:: Data
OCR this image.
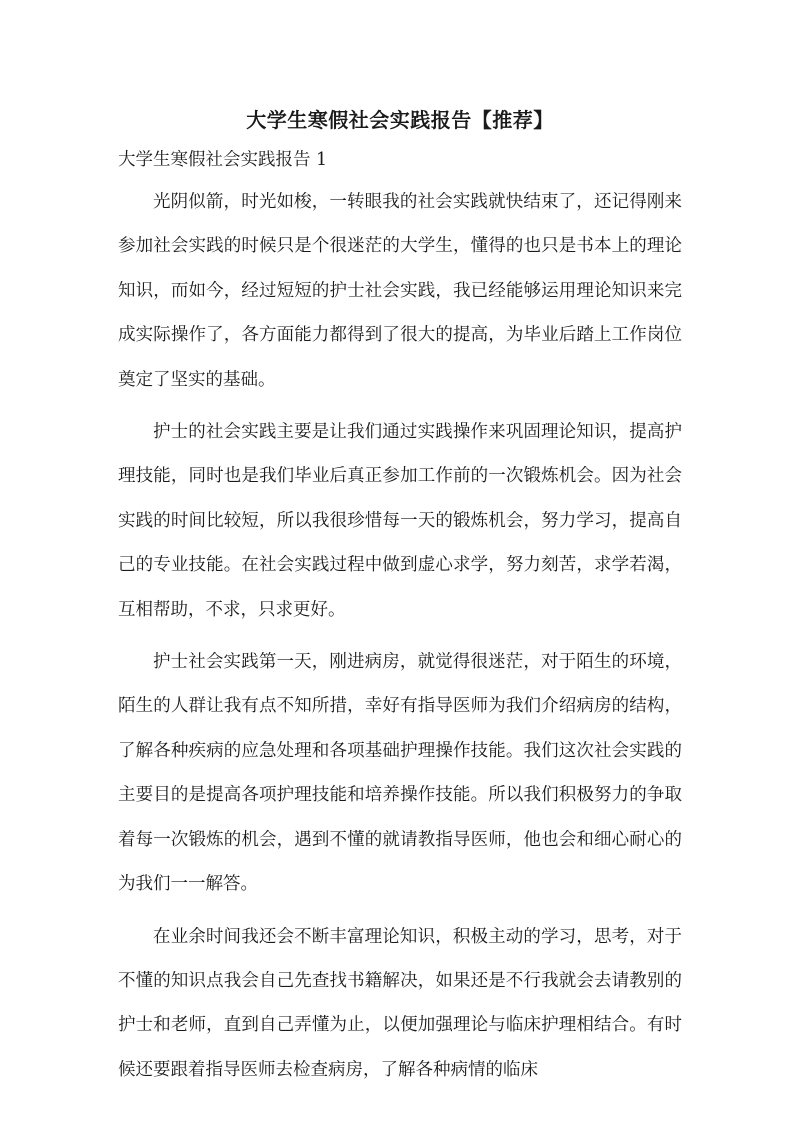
大学生寒假社会实践报告【推荐】

大学生寒假社会实践报告 1

光阴似箭，时光如梭，一转眼我的社会实践就快结束了，还记得刚来参加社会实践的时候只是个很迷茫的大学生，懂得的也只是书本上的理论知识，而如今，经过短短的护士社会实践，我已经能够运用理论知识来完成实际操作了，各方面能力都得到了很大的提高，为毕业后踏上工作岗位奠定了坚实的基础。

护士的社会实践主要是让我们通过实践操作来巩固理论知识，提高护理技能，同时也是我们毕业后真正参加工作前的一次锻炼机会。因为社会实践的时间比较短，所以我很珍惜每一天的锻炼机会，努力学习，提高自己的专业技能。在社会实践过程中做到虚心求学，努力刻苦，求学若渴，互相帮助，不求，只求更好。

护士社会实践第一天，刚进病房，就觉得很迷茫，对于陌生的环境，陌生的人群让我有点不知所措，幸好有指导医师为我们介绍病房的结构，了解各种疾病的应急处理和各项基础护理操作技能。我们这次社会实践的主要目的是提高各项护理技能和培养操作技能。所以我们积极努力的争取着每一次锻炼的机会，遇到不懂的就请教指导医师，他也会和细心耐心的为我们一一解答。

在业余时间我还会不断丰富理论知识，积极主动的学习，思考，对于不懂的知识点我会自己先查找书籍解决，如果还是不行我就会去请教别的护士和老师，直到自己弄懂为止，以便加强理论与临床护理相结合。有时候还要跟着指导医师去检查病房，了解各种病情的临床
::::
→ Task brief:
Transcribe all entries above exactly. Drop the pictures.

→ Correct answer:
OCR this image.
大学生寒假社会实践报告【推荐】

大学生寒假社会实践报告 1

光阴似箭，时光如梭，一转眼我的社会实践就快结束了，还记得刚来参加社会实践的时候只是个很迷茫的大学生，懂得的也只是书本上的理论知识，而如今，经过短短的护士社会实践，我已经能够运用理论知识来完成实际操作了，各方面能力都得到了很大的提高，为毕业后踏上工作岗位奠定了坚实的基础。

护士的社会实践主要是让我们通过实践操作来巩固理论知识，提高护理技能，同时也是我们毕业后真正参加工作前的一次锻炼机会。因为社会实践的时间比较短，所以我很珍惜每一天的锻炼机会，努力学习，提高自己的专业技能。在社会实践过程中做到虚心求学，努力刻苦，求学若渴，互相帮助，不求，只求更好。

护士社会实践第一天，刚进病房，就觉得很迷茫，对于陌生的环境，陌生的人群让我有点不知所措，幸好有指导医师为我们介绍病房的结构，了解各种疾病的应急处理和各项基础护理操作技能。我们这次社会实践的主要目的是提高各项护理技能和培养操作技能。所以我们积极努力的争取着每一次锻炼的机会，遇到不懂的就请教指导医师，他也会和细心耐心的为我们一一解答。

在业余时间我还会不断丰富理论知识，积极主动的学习，思考，对于不懂的知识点我会自己先查找书籍解决，如果还是不行我就会去请教别的护士和老师，直到自己弄懂为止，以便加强理论与临床护理相结合。有时候还要跟着指导医师去检查病房，了解各种病情的临床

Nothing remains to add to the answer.